- _Soal untuk Dikerjakan_
**a)** Sebutkan semua jenis dokumen yang termasuk dalam temuan khusus G30S menurut kutipan tentang arsip militer Brawijaya.
**b)** Lanjutkan kutipan tentang arsip militer Brawijaya setelah kalimat terakhirnya.

Koleksi ini ada di museum militer Brawijaya di Malang, koleksi juga menyediakan informasi terkait perang revolusioner hingga operasi militer di Timor Timur. Naskah ini terbuka bagi publik dengan surat izin dari Bina Mental Kodam di Malang. Bersama dengan arsip militer yang ditemukan di Aceh dan Banyuwangi, arsip militer Brawijaya menambahkan arsip temuan baru yang berhubungan dengan operasi 1965-66 (sesuatu yang tidak mungkin didapat beberapa dekade yang lalu).

Temuan khusus dari G30S terdiri dari laporan operasi, rekaman harian, radiogram, dan peraturan selama 1965-68 yang dikoleksi dari empat Korem yang berbeda di Jawa Timur (Korem di Surabaya, Malang, Mojokerto, dan Madiun). Arsip paling lengkap ada di Malang. Sebagaimana yang dijelaskan, militer memerankan peran besar dalam kekerasan, dengan mengkoordinasi masyarakat sipil untuk berpartisipasi. Kekerasan di Jawa Timur menjadi besar bukan karena masyarakat sipil bertindak sendiri, tetapi tentara memberikan instruksi kolaborasi bersama mereka sehingga memungkinkan tragedi ini terjadi.

Douglas Kammen dan Katharine McGregor mengidentifikasi kekerasan 65 ke dalam empat fase sejak G30S: (1) fase kekerasan fisik melawan PKI beserta dengan pendukung dan aliansinya, gerakan pembunuhan pertama terjadi di Aceh hingga akhir minggu pertama Oktober, kemudian di Jawa Timur dan Jawa Tengah pada pertengahan Oktober 1965, kemudian terjadi di Sumatra Utara dan Bali; (2) kekerasan yang terjadi dari Januari-Mei 1966, yang ditandai oleh berkurangnya kekuasaan Soekarno dan pergantian otoritas ke Soeharto, pembunuhan terjadi di tingkat daerah seperti Sumatra Barat, Lampung, dan NTT; (3) fase ini terjadi pada bulan Juni hingga Oktober 1966 dengan adanya usaha insentif untuk mengkonsolidasikan kekuatan terhadap organ sentral, dengan kebijakan baru anti-komunisme; (4) fase keempat terjadi pada tahun 1967-68 mengindikasikan proses hukum dan pemenjaraan jangka panjang ribuan orang dan operasi pembersihan melawan kelompok kiri yang masih tersisa, operasi ini melibatkan operasi RPKAD pada November 1967 di Kalimantan Timur dan operasi militer di Jawa Timur, khususnya di Blitar Selatan pada 1968. Perbedaan waktu terjadinya pembunuhan mempengaruhi analisis yang berbeda terkait siapa aktor di belakangnya.

- _Baris Kumpulan Data_
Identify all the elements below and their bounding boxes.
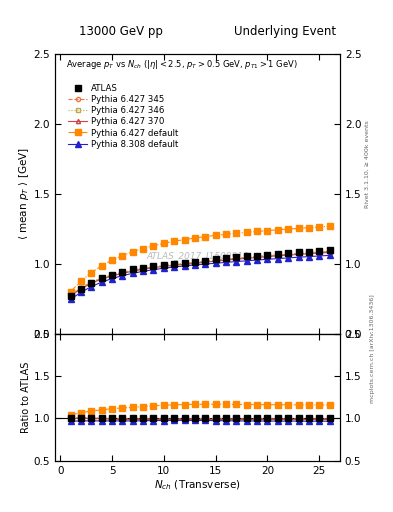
X-axis label: $N_{ch}$ (Transverse): $N_{ch}$ (Transverse) [154,478,241,492]
Text: 13000 GeV pp: 13000 GeV pp [79,26,162,38]
Text: Average $p_T$ vs $N_{ch}$ ($|\eta| < 2.5$, $p_T > 0.5$ GeV, $p_{T1} > 1$ GeV): Average $p_T$ vs $N_{ch}$ ($|\eta| < 2.5… [66,58,298,71]
Text: mcplots.cern.ch [arXiv:1306.3436]: mcplots.cern.ch [arXiv:1306.3436] [370,294,375,402]
Text: ATLAS_2017_I1509919: ATLAS_2017_I1509919 [146,251,249,260]
Text: Rivet 3.1.10, ≥ 400k events: Rivet 3.1.10, ≥ 400k events [365,120,370,208]
Text: Underlying Event: Underlying Event [234,26,336,38]
Y-axis label: Ratio to ATLAS: Ratio to ATLAS [21,361,31,433]
Legend: ATLAS, Pythia 6.427 345, Pythia 6.427 346, Pythia 6.427 370, Pythia 6.427 defaul: ATLAS, Pythia 6.427 345, Pythia 6.427 34… [65,80,182,152]
Y-axis label: $\langle$ mean $p_T$ $\rangle$ [GeV]: $\langle$ mean $p_T$ $\rangle$ [GeV] [17,147,31,240]
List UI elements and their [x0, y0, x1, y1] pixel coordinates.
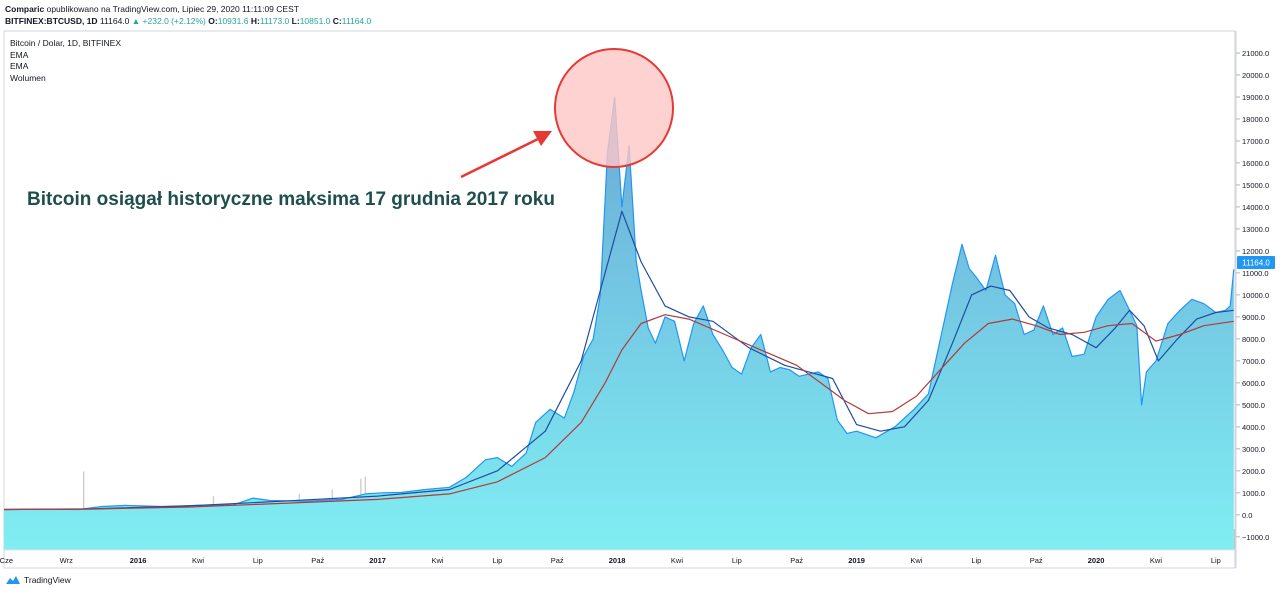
y-tick-label: 12000.0: [1242, 247, 1269, 256]
y-tick-label: 20000.0: [1242, 71, 1269, 80]
annotation-text: Bitcoin osiągał historyczne maksima 17 g…: [27, 189, 555, 210]
price-change: ▲ +232.0 (+2.12%): [131, 16, 206, 26]
open-label: O:: [208, 16, 218, 26]
last-price: 11164.0: [99, 16, 130, 26]
time-axis[interactable]: Cze Wrz 2016 Kwi Lip Paź 2017 Kwi Lip Paź 2018 Kwi L…: [0, 556, 1221, 565]
y-tick-label: 21000.0: [1242, 49, 1269, 58]
volume-bar: [1233, 529, 1235, 550]
chart-legend: Bitcoin / Dolar, 1D, BITFINEX EMA EMA Wo…: [10, 38, 121, 84]
arrow-shaft: [460, 136, 541, 179]
arrow-head: [533, 131, 552, 146]
ohlc-line: BITFINEX:BTCUSD, 1D 11164.0 ▲ +232.0 (+2…: [5, 15, 371, 27]
published-text: opublikowano na TradingView.com, Lipiec …: [46, 4, 299, 14]
y-tick-label: 19000.0: [1242, 93, 1269, 102]
x-tick-label: Kwi: [192, 556, 204, 565]
peak-highlight-circle: [554, 48, 674, 168]
price-area: [4, 97, 1234, 550]
x-tick-label: 2016: [130, 556, 147, 565]
ema-slow-line: [3, 314, 1234, 511]
y-tick-label: 14000.0: [1242, 203, 1269, 212]
x-tick-label: Lip: [1211, 556, 1221, 565]
close-label: C:: [332, 16, 342, 26]
x-tick-label: Paź: [551, 556, 564, 565]
tradingview-footer[interactable]: TradingView: [5, 575, 71, 585]
y-tick-label: 4000.0: [1242, 423, 1265, 432]
y-tick-label: −1000.0: [1242, 533, 1269, 542]
publication-line: Comparic opublikowano na TradingView.com…: [5, 3, 371, 15]
x-tick-label: Kwi: [431, 556, 443, 565]
y-tick-label: 5000.0: [1242, 401, 1265, 410]
y-tick-label: 3000.0: [1242, 445, 1265, 454]
high-value: 11173.0: [259, 16, 290, 26]
author-name[interactable]: Comparic: [5, 4, 45, 14]
y-tick-label: 11000.0: [1242, 269, 1269, 278]
price-line: [3, 96, 1235, 511]
price-badge: 11164.0: [1237, 256, 1275, 269]
x-tick-label: 2017: [369, 556, 386, 565]
annotation-arrow: [460, 131, 552, 179]
y-tick-label: 18000.0: [1242, 115, 1269, 124]
y-tick-label: 17000.0: [1242, 137, 1269, 146]
close-value: 11164.0: [341, 16, 372, 26]
x-tick-label: Lip: [253, 556, 263, 565]
y-tick-label: 0.0: [1242, 511, 1252, 520]
legend-ema-1[interactable]: EMA: [10, 49, 29, 60]
series-lines: [3, 96, 1235, 511]
legend-ema-2[interactable]: EMA: [10, 61, 29, 71]
publication-header: Comparic opublikowano na TradingView.com…: [5, 3, 371, 27]
price-badge-text: 11164.0: [1242, 259, 1270, 268]
low-label: L:: [291, 16, 300, 26]
open-value: 10931.6: [217, 16, 249, 26]
x-tick-label: Paź: [311, 556, 324, 565]
x-tick-label: Paź: [790, 556, 803, 565]
price-badge-bg: [1237, 256, 1275, 269]
ema-fast-line: [3, 210, 1234, 511]
x-tick-label: Wrz: [60, 556, 73, 565]
x-tick-label: 2019: [848, 556, 865, 565]
x-tick-label: Lip: [971, 556, 981, 565]
y-tick-label: 2000.0: [1242, 467, 1265, 476]
x-tick-label: Paź: [1030, 556, 1043, 565]
legend-volume[interactable]: Wolumen: [10, 72, 46, 83]
y-tick-label: 8000.0: [1242, 335, 1265, 344]
x-tick-label: Kwi: [1150, 556, 1162, 565]
low-value: 10851.0: [299, 16, 331, 26]
y-tick-label: 1000.0: [1242, 489, 1265, 498]
x-tick-label: Cze: [0, 556, 13, 565]
x-tick-label: 2018: [609, 556, 626, 565]
x-tick-label: 2020: [1088, 556, 1105, 565]
y-tick-label: 7000.0: [1242, 357, 1265, 366]
x-tick-label: Lip: [732, 556, 742, 565]
x-tick-label: Kwi: [910, 556, 922, 565]
y-tick-label: 9000.0: [1242, 313, 1265, 322]
tradingview-logo-icon: [6, 576, 20, 584]
y-tick-label: 6000.0: [1242, 379, 1265, 388]
y-tick-label: 15000.0: [1242, 181, 1269, 190]
x-tick-label: Lip: [492, 556, 502, 565]
legend-title: Bitcoin / Dolar, 1D, BITFINEX: [10, 38, 122, 48]
symbol-label: BITFINEX:BTCUSD, 1D: [5, 16, 98, 26]
high-label: H:: [250, 16, 260, 26]
plot-frame: [3, 30, 1236, 569]
y-tick-label: 16000.0: [1242, 159, 1269, 168]
y-tick-label: 13000.0: [1242, 225, 1269, 234]
x-tick-label: Kwi: [671, 556, 683, 565]
y-tick-label: 10000.0: [1242, 291, 1269, 300]
price-axis[interactable]: 21000.0 20000.0 19000.0 18000.0 17000.0 16000…: [1236, 49, 1269, 542]
tradingview-brand: TradingView: [24, 575, 71, 585]
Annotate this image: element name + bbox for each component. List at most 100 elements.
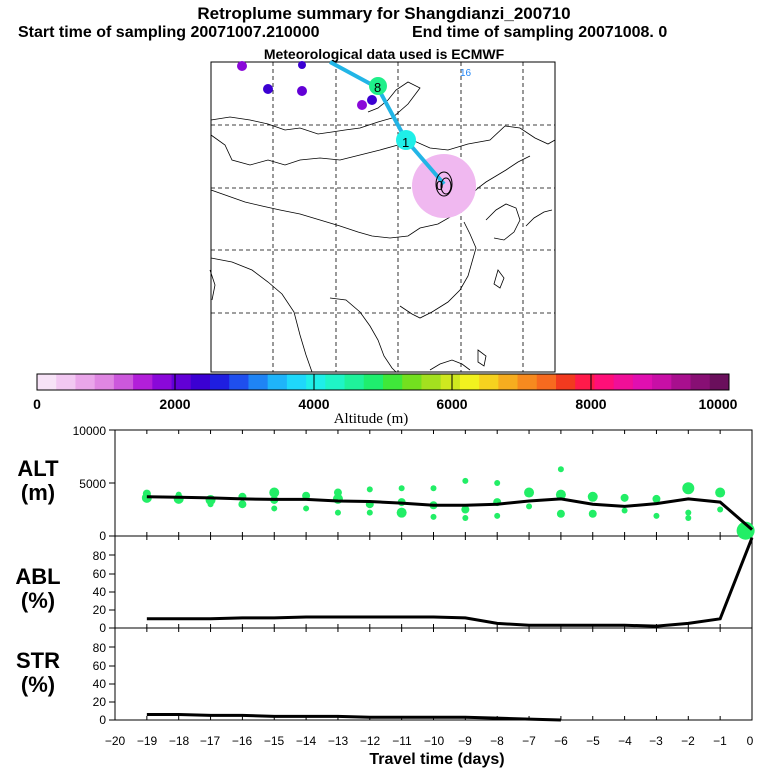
- alt-scatter-point: [175, 491, 182, 498]
- colorbar-cell: [325, 374, 346, 390]
- alt-scatter-point: [366, 486, 373, 493]
- alt-scatter-point: [587, 491, 598, 502]
- colorbar-cell: [383, 374, 403, 390]
- alt-scatter-point: [556, 509, 565, 518]
- colorbar-cell: [248, 374, 269, 390]
- abl-ytick: 40: [93, 585, 107, 599]
- alt-scatter-point: [526, 503, 533, 510]
- str-unit: (%): [21, 672, 55, 697]
- alt-scatter-point: [334, 509, 341, 516]
- track-line: [404, 138, 446, 186]
- alt-unit: (m): [21, 480, 55, 505]
- map-frame: [210, 61, 556, 373]
- alt-scatter-point: [270, 495, 279, 504]
- alt-label: ALT: [17, 456, 59, 481]
- colorbar-cell: [190, 374, 211, 390]
- alt-scatter-point: [620, 493, 629, 502]
- alt-scatter-point: [685, 509, 692, 516]
- plume-dot: [367, 95, 377, 105]
- alt-scatter-point: [303, 505, 310, 512]
- x-tick-label: −1: [713, 734, 727, 748]
- alt-panel-frame: [114, 429, 753, 537]
- colorbar-cell: [267, 374, 288, 390]
- alt-scatter-point: [365, 500, 374, 509]
- alt-scatter-point: [462, 477, 469, 484]
- colorbar-cell: [210, 374, 230, 390]
- x-tick-label: −7: [522, 734, 536, 748]
- y-tick-marks: [109, 429, 115, 721]
- colorbar-cell: [171, 374, 192, 390]
- track-line: [329, 60, 379, 90]
- alt-ytick: 10000: [73, 424, 107, 438]
- origin-contour: [440, 177, 452, 195]
- alt-scatter-point: [302, 491, 311, 500]
- colorbar-cell: [613, 374, 634, 390]
- alt-scatter-point: [555, 489, 566, 500]
- map-grid: [211, 62, 555, 372]
- alt-scatter-point: [396, 507, 407, 518]
- colorbar-tick: 4000: [298, 396, 329, 412]
- alt-scatter-point: [430, 513, 437, 520]
- colorbar-cell: [344, 374, 365, 390]
- x-tick-label: −10: [424, 734, 445, 748]
- x-tick-label: −14: [296, 734, 317, 748]
- abl-panel-frame: [114, 535, 753, 629]
- colorbar-cell: [498, 374, 519, 390]
- colorbar-cell: [575, 374, 595, 390]
- alt-scatter-point: [736, 521, 755, 540]
- colorbar-label: Altitude (m): [334, 411, 409, 427]
- colorbar-cell: [152, 374, 173, 390]
- colorbar-tick: 2000: [159, 396, 190, 412]
- colorbar-cell: [536, 374, 557, 390]
- alt-scatter-point: [653, 512, 660, 519]
- colorbar-cell: [671, 374, 692, 390]
- track-label-8: 8: [374, 80, 381, 95]
- plume-dot: [357, 100, 367, 110]
- alt-ytick: 0: [99, 529, 106, 543]
- colorbar-cell: [94, 374, 115, 390]
- colorbar-cell: [286, 374, 307, 390]
- chart-title: Retroplume summary for Shangdianzi_20071…: [197, 4, 571, 23]
- alt-scatter-point: [462, 514, 469, 521]
- colorbar-cell: [517, 374, 538, 390]
- str-ytick: 0: [99, 713, 106, 727]
- x-tick-label: −20: [105, 734, 126, 748]
- colorbar-tick: 10000: [699, 396, 738, 412]
- str-ytick: 80: [93, 641, 107, 655]
- map-label-16: 16: [460, 68, 472, 79]
- colorbar-cell: [479, 374, 499, 390]
- alt-scatter-point: [715, 487, 726, 498]
- colorbar-cell: [229, 374, 249, 390]
- str-ytick: 40: [93, 677, 107, 691]
- origin-contour: [435, 171, 453, 197]
- x-tick-label: −12: [360, 734, 381, 748]
- abl-series-line: [146, 537, 754, 628]
- x-tick-label: −11: [392, 734, 412, 748]
- x-tick-label: −5: [586, 734, 600, 748]
- track-label-0: 0: [436, 178, 443, 193]
- alt-scatter-point: [141, 492, 152, 503]
- abl-ytick: 20: [93, 603, 107, 617]
- alt-scatter-point: [398, 485, 405, 492]
- x-tick-label: −2: [681, 734, 695, 748]
- alt-scatter-point: [461, 505, 470, 514]
- colorbar-cell: [556, 374, 576, 390]
- end-time-label: End time of sampling 20071008. 0: [412, 24, 668, 41]
- str-label: STR: [16, 648, 60, 673]
- colorbar-cell: [440, 374, 461, 390]
- x-tick-label: −4: [618, 734, 632, 748]
- str-ytick: 20: [93, 695, 107, 709]
- x-tick-label: −16: [232, 734, 253, 748]
- x-tick-label: 0: [747, 734, 754, 748]
- str-ytick: 60: [93, 659, 107, 673]
- colorbar-cell: [306, 374, 326, 390]
- alt-scatter-point: [493, 498, 502, 507]
- colorbar-cell: [133, 374, 153, 390]
- colorbar-cell: [594, 374, 615, 390]
- colorbar-cell: [37, 374, 57, 390]
- plume-dot: [297, 86, 307, 96]
- alt-scatter-point: [430, 485, 437, 492]
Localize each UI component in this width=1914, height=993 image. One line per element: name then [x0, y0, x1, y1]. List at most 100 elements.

- _Hasil Pengerjaan Tugas_
**a)**
- Laporan operasi
- Rekaman harian
- Radiogram
- Peraturan

**b)**
Akademisi resmi menjelaskan jika kekerasan itu terjadi karena perpecahan horizontal di masyarakat, yang berakar dari kebencian antara komunis dan kelompok agama. Salah satu produk resmi itu seperti ditulis oleh Nugroho Notosusanto dan Ismail Saleh. Dalam kerangka ini, militer direpresentasikan jika operasi mereka merupakan usaha untuk mengamankan situasi dari konflik yang lebih besar, serta menciptakan keteraturan dan kedamaian. Partisipasi masyarakat sipil dalam kekerasan juga menggiring berbagai akademisi percaya bahwa militer hanya memiliki peran kecil dalam kekerasan. Kontras dengan teori konflik horizontal, sebagaimana yang diargumenkan oleh Geoffrey Robinson, genosida dan pembunuhan massal merupakan tindakan politik, yang tidak mungkin terjadi secara alami, tetapi ada karena faktor politik oleh otoritas.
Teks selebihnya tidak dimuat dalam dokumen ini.